#### [TASK INSTRUCTIONS]
A) According to the text on collaboratives, why is collaboration favorable during a crisis?
B) In the text on collaboratives, restate the part that opens with the words containing "The reasons Collaboratives" and closes with "crises is over.", substituting "partners" for "stakeholders".
C) What reason does the text on collaboratives give for capability-based collaboratives being rare in the social sector?
— Start SOURCE —
The first type makes sense. Firstly, crises create high level of uncertainty, disrupt our strategies and our default responses, require us to work with limited data. Collaboration during that time is favourable because it hedges risks in an uncertain environment and the wisdom of the group serves as a validation of our response in the absence of absolute data. Secondly, crises requires immediate deployment of large capital that no one donor or investor has. A pooled fund creates sufficient capital to be relevant and have a meaningful dent to the problem. It is part of the reason why we saw (and continue to see) more collaborative action during crisis.
The reasons Collaboratives are successful during crises is because the "Rule of Three" holds. Individual stakeholders gain more than 3x value of what they want to achieve than what they could have alone. It is also the same reason why most of the collaboratives whittle away once the crises is over.
Second C - Capability
The second types of Collaboratives - the ones based on complementary capability - are often rare in the social sector. The honest and provocative reason for it is the systematic absence of investment or acknowledgement of capability in the social sector.
— End SOURCE —
— Start RECORD LIST —
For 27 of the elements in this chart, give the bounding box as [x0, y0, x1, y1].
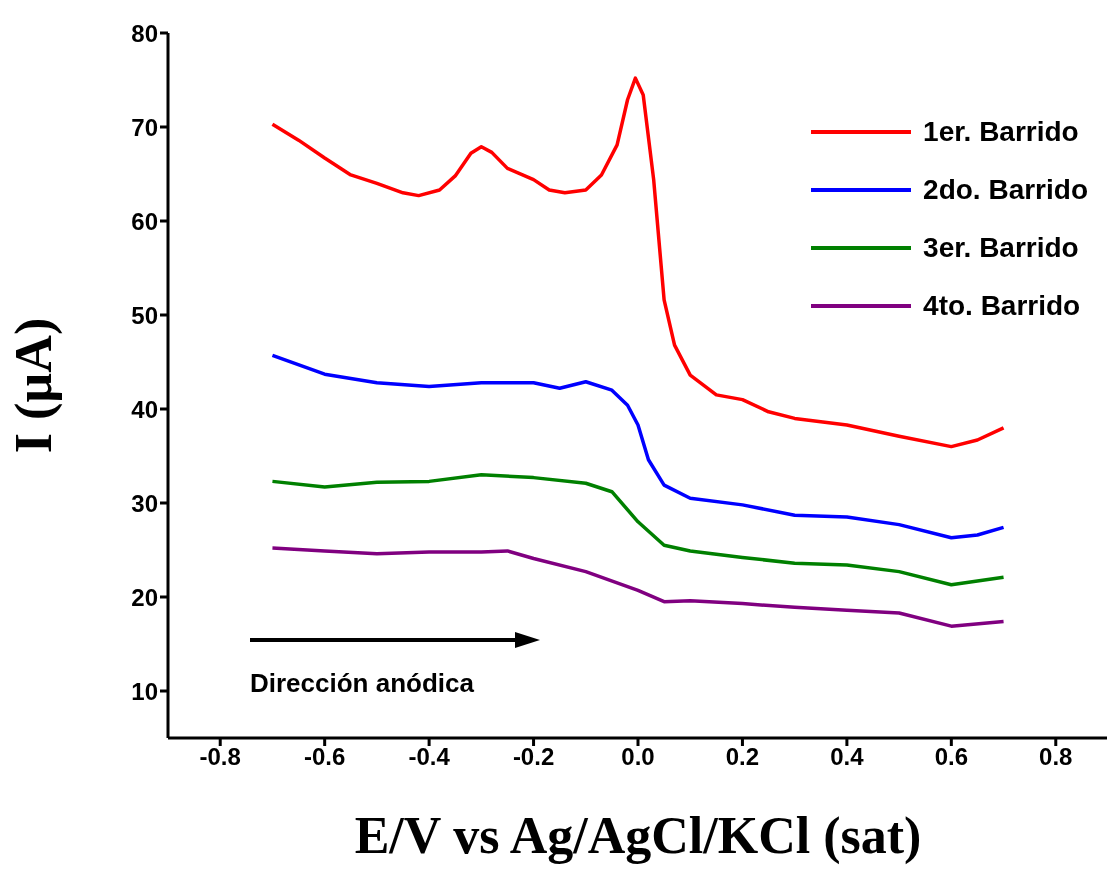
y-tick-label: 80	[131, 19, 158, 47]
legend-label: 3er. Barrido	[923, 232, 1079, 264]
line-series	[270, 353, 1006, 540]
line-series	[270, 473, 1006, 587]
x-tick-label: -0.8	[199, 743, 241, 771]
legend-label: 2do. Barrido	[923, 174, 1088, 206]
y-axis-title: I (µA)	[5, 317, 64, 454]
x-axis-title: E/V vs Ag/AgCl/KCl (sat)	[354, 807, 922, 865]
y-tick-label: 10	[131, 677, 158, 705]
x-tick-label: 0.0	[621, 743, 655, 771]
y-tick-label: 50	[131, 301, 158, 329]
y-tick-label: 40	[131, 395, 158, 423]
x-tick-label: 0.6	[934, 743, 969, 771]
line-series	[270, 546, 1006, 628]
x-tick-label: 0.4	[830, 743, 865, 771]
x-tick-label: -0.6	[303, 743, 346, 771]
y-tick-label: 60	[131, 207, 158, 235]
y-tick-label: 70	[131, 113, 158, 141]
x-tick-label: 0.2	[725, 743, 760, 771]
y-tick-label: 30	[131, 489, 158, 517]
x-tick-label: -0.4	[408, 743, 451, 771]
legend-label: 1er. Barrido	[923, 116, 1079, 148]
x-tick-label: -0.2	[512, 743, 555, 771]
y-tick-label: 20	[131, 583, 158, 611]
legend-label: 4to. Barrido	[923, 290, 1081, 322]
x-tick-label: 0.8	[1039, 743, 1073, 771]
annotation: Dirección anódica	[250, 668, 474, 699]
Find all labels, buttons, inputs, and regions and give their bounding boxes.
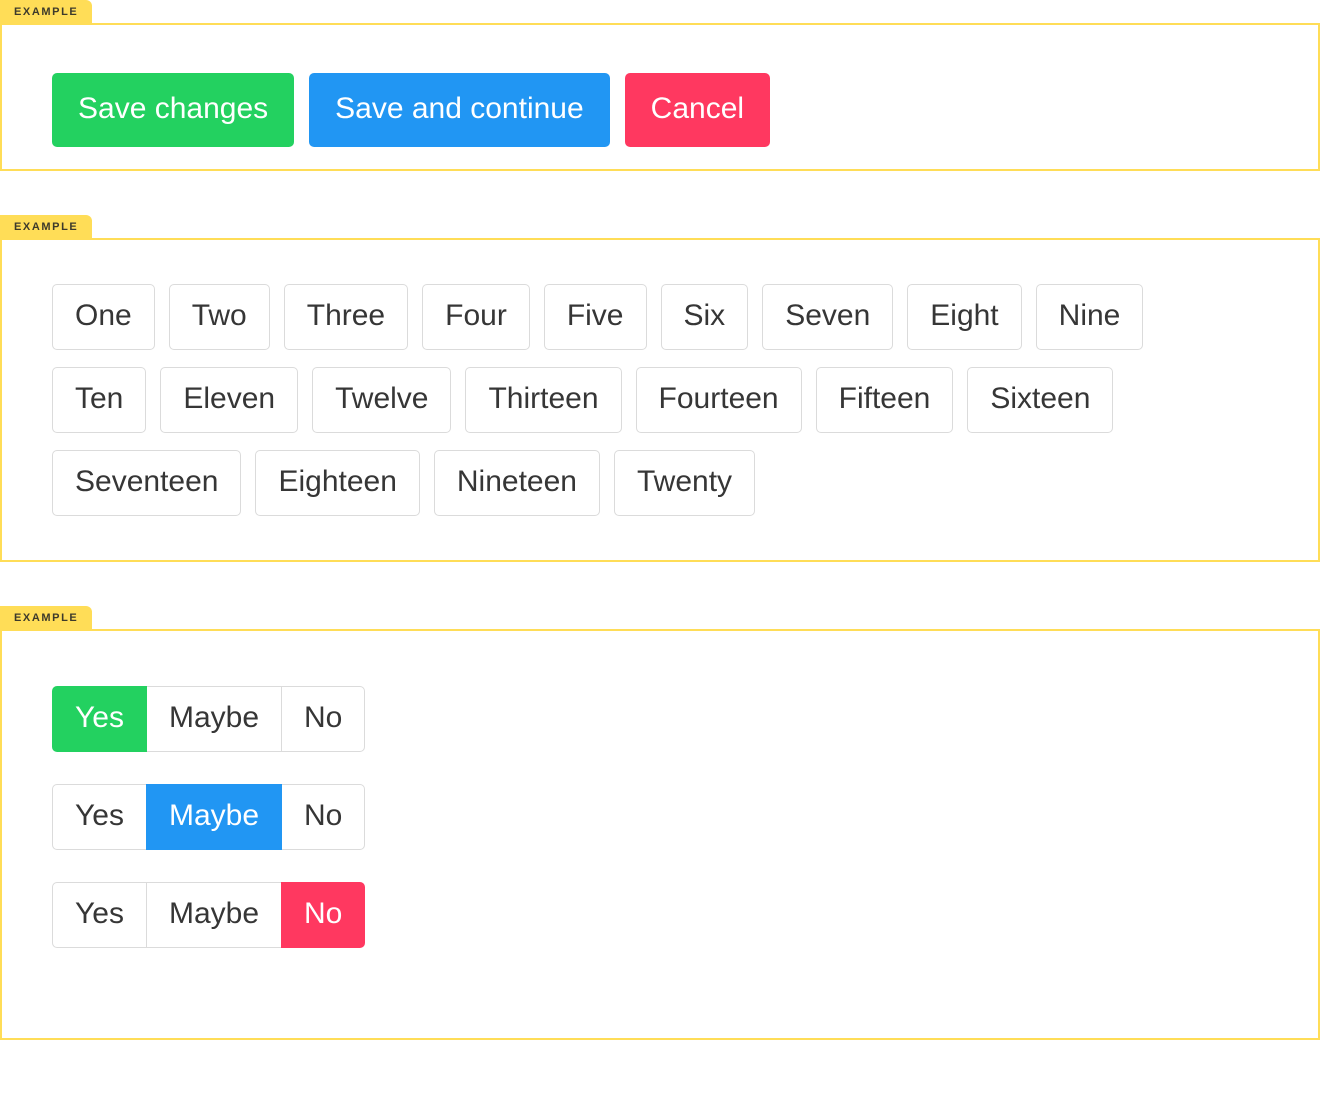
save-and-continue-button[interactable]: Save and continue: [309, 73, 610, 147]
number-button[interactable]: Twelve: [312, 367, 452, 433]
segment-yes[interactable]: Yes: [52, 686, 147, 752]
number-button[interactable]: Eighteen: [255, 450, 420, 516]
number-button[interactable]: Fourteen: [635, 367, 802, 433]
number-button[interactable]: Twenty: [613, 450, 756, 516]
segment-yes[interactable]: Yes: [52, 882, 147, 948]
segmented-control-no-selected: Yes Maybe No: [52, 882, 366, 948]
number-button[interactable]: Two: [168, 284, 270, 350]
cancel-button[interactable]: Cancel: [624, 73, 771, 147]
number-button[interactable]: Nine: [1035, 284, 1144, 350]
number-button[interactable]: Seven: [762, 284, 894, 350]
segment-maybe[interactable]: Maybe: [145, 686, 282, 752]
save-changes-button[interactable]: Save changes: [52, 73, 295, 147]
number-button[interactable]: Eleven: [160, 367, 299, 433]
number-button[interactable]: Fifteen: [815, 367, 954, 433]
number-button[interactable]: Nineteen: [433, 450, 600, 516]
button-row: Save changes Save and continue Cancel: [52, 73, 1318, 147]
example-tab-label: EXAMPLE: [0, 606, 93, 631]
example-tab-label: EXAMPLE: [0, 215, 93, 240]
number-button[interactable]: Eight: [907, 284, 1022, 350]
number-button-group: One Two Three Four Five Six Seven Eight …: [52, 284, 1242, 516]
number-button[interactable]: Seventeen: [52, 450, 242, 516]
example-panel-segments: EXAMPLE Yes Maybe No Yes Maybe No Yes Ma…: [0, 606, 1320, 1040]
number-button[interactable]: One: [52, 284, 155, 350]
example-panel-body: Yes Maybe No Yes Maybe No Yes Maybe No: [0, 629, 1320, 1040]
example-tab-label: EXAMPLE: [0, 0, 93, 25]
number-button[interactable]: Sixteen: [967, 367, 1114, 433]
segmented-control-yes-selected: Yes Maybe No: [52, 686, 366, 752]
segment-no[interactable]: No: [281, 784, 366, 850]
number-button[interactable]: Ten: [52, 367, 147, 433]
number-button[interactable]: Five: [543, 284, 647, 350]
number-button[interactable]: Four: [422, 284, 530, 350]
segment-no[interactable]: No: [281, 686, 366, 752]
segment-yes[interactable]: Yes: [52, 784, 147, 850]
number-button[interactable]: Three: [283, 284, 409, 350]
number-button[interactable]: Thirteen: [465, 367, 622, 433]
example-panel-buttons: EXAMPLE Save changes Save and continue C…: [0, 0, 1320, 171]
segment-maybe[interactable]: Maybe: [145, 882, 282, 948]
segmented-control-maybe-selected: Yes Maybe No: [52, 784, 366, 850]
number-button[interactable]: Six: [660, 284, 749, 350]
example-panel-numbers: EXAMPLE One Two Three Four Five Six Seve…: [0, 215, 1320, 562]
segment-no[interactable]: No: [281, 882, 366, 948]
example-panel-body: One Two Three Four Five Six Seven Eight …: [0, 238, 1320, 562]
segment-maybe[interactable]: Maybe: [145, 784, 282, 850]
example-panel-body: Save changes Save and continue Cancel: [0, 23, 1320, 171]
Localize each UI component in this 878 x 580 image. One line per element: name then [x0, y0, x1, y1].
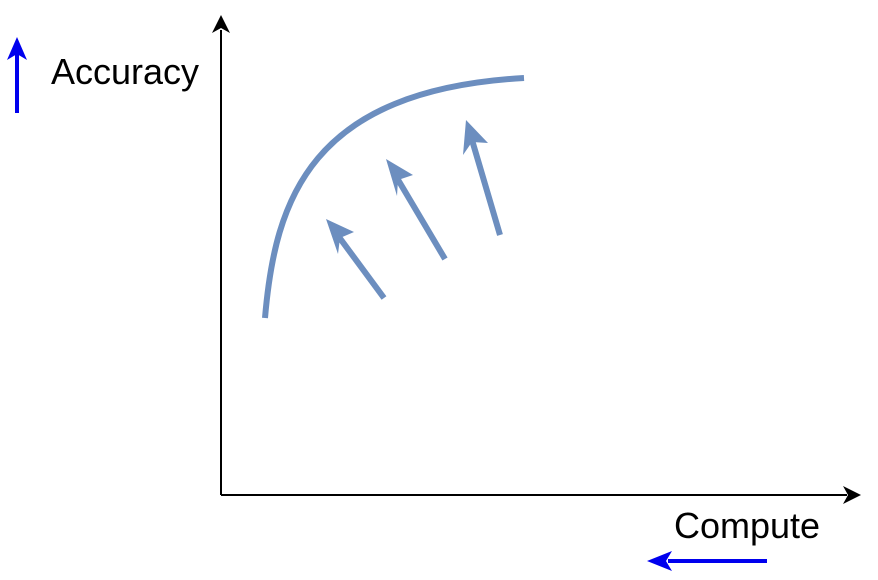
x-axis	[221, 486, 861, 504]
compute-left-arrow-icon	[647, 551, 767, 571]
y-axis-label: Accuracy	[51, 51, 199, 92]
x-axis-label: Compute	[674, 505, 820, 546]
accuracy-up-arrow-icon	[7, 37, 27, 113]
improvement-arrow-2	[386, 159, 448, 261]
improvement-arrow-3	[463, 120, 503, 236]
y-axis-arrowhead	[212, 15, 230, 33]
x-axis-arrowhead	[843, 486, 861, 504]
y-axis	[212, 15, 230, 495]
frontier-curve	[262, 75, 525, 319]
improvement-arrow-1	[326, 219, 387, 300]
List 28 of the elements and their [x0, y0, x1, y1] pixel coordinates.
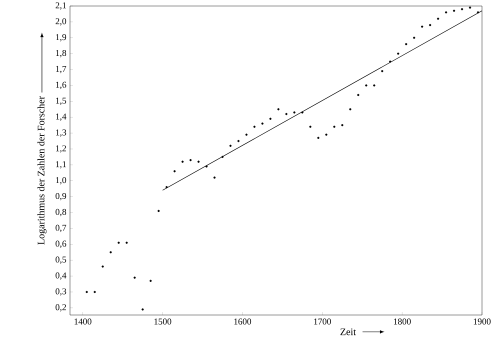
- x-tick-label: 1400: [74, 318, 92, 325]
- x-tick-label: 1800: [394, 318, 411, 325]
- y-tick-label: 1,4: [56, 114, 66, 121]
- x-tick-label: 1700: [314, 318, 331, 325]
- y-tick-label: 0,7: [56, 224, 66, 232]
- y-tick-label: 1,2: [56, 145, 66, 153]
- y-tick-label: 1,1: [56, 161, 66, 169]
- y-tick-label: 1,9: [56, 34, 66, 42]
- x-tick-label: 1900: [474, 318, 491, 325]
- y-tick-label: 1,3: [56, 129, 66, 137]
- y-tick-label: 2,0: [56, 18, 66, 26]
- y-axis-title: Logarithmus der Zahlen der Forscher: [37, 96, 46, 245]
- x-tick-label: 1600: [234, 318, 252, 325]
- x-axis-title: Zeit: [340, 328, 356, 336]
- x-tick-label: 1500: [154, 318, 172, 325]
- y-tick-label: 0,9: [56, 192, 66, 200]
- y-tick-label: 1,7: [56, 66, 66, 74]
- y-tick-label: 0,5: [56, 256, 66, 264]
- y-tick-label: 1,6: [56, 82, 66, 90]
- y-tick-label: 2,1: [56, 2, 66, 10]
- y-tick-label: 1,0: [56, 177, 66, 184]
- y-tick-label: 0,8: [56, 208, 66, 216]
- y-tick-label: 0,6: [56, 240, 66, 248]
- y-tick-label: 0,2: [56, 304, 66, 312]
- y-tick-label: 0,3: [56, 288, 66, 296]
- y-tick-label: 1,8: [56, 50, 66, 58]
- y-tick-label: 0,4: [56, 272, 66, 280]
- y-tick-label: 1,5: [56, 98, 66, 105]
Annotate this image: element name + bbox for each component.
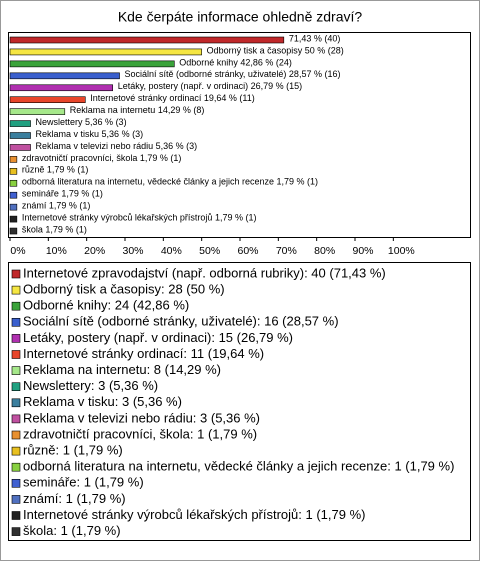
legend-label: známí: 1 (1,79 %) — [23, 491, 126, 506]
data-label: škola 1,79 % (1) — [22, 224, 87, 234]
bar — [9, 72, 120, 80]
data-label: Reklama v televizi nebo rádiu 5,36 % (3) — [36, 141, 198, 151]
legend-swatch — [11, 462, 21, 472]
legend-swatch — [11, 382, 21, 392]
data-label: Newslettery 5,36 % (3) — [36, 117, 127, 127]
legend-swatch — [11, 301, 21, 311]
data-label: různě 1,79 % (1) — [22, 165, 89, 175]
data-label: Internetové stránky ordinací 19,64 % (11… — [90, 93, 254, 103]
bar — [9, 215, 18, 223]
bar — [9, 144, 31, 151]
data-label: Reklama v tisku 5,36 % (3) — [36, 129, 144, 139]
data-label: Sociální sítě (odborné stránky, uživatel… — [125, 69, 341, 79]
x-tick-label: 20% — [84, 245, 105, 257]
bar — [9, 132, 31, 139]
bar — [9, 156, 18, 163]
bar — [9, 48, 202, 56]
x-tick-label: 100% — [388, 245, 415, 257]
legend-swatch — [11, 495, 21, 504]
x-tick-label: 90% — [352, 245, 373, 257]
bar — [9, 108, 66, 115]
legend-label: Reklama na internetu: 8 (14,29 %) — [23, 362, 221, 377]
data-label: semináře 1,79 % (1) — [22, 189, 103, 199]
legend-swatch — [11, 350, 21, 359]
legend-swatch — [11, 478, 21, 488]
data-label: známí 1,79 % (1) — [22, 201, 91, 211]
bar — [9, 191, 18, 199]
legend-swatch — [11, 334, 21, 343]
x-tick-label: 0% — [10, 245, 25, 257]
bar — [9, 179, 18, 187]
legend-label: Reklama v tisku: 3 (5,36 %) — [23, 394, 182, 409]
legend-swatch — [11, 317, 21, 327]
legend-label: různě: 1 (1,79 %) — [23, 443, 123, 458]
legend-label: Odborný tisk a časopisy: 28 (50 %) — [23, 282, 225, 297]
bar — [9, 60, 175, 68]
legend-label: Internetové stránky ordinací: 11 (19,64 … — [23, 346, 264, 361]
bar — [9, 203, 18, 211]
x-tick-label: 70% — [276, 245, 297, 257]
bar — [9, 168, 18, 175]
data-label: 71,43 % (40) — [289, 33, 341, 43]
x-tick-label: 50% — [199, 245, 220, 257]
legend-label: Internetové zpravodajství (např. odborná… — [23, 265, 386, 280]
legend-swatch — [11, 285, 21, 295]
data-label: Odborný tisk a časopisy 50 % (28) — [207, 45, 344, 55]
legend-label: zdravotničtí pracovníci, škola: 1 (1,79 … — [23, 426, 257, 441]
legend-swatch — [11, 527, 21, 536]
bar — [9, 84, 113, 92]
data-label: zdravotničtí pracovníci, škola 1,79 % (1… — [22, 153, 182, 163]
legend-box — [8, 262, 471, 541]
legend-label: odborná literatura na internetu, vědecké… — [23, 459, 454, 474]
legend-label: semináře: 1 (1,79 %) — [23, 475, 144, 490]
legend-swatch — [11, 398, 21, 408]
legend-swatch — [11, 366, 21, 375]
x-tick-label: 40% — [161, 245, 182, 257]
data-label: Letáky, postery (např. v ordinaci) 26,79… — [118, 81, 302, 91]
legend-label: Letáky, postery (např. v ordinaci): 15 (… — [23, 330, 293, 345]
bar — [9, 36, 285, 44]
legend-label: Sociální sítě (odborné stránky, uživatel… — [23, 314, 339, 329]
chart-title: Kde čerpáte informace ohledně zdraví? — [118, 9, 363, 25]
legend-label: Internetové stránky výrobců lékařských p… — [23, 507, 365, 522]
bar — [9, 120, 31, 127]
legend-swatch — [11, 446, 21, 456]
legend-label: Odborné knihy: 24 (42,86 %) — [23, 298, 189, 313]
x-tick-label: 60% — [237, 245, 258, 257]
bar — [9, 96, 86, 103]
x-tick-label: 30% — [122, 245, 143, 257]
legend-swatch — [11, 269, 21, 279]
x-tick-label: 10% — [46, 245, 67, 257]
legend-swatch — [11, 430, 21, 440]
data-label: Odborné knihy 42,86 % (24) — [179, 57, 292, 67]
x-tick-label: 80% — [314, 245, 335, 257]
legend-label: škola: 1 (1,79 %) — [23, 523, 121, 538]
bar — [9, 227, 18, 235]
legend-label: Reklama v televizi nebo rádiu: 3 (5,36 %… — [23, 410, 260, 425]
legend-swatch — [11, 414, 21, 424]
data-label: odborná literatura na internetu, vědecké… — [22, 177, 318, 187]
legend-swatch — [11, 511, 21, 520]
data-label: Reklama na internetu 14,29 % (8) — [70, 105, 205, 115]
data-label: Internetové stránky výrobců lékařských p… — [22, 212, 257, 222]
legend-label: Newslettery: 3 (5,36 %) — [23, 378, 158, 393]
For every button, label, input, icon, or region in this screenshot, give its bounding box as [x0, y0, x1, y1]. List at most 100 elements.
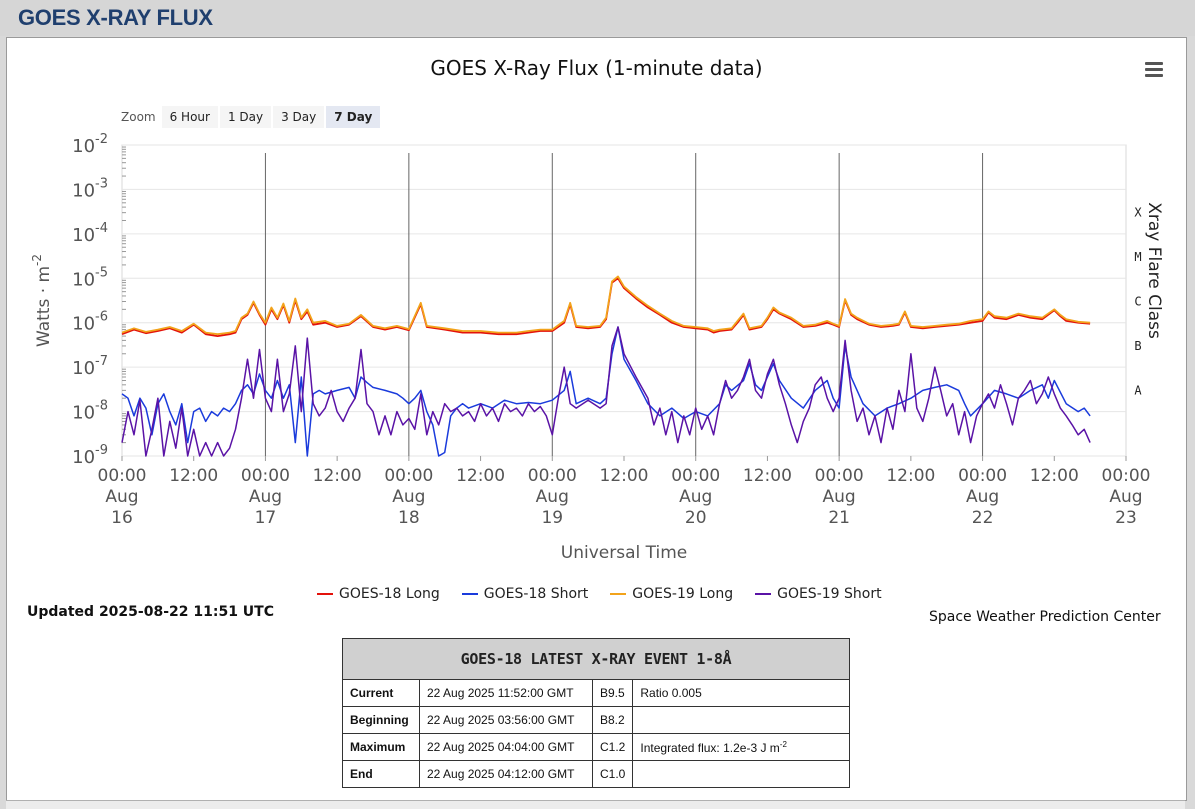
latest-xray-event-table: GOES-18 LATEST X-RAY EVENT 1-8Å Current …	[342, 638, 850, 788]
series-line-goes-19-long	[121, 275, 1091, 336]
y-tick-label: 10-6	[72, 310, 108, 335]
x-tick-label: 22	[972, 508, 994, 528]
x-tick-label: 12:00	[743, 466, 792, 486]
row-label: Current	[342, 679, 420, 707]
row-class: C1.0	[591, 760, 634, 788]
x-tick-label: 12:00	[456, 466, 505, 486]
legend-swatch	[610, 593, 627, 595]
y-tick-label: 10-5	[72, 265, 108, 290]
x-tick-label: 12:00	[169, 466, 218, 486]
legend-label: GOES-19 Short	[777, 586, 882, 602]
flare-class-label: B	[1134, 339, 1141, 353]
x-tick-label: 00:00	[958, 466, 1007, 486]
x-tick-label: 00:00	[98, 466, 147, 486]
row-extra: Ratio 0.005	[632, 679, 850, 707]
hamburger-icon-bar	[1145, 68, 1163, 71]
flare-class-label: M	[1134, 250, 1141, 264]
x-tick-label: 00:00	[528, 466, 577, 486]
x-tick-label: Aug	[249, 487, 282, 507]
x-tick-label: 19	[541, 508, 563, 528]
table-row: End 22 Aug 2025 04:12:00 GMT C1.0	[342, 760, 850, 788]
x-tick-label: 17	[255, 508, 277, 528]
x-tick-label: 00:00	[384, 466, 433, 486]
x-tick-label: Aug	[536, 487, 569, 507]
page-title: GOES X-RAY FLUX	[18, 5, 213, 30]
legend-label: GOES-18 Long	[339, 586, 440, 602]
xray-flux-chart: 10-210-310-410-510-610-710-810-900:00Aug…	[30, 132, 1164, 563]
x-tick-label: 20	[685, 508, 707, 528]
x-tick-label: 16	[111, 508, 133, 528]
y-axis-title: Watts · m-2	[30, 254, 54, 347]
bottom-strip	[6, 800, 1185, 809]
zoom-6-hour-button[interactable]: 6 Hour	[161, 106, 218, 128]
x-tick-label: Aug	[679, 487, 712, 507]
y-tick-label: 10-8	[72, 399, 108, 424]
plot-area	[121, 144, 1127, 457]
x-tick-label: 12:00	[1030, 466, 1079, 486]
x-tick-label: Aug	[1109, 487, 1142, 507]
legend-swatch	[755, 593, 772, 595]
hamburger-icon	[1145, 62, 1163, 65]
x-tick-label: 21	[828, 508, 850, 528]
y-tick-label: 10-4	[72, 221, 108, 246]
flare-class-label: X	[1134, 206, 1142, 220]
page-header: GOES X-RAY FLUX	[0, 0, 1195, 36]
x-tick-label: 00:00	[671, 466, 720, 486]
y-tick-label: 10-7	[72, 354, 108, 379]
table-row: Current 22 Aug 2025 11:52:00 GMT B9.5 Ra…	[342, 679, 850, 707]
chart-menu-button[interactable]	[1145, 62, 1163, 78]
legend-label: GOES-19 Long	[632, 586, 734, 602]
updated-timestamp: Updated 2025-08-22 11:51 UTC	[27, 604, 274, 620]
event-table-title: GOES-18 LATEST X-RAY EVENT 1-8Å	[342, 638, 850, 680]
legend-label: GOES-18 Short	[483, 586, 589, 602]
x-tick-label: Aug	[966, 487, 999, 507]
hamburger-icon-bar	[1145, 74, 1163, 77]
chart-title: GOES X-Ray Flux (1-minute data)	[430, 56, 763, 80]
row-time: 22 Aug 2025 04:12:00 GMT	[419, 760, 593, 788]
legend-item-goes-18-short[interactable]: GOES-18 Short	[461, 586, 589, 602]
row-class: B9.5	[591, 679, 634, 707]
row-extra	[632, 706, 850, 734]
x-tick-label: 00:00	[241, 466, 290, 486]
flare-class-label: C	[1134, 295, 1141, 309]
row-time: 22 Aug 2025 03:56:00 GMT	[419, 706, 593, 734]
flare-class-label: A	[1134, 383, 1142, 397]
— End RECORD LIST —
#### [RESULTS FOR THE EXERCISE]
A) Crises bring high uncertainty and force people to work with limited data. Collaboration hedges risks in that uncertain environment, and the wisdom of the group validates a response when absolute data is missing.

B)
The reasons Collaboratives are successful during crises is because the "Rule of Three" holds. Individual partners gain more than 3x value of what they want to achieve than what they could have alone. It is also the same reason why most of the collaboratives whittle away once the crises is over.

C) The social sector systematically lacks investment in capability and acknowledgement of it.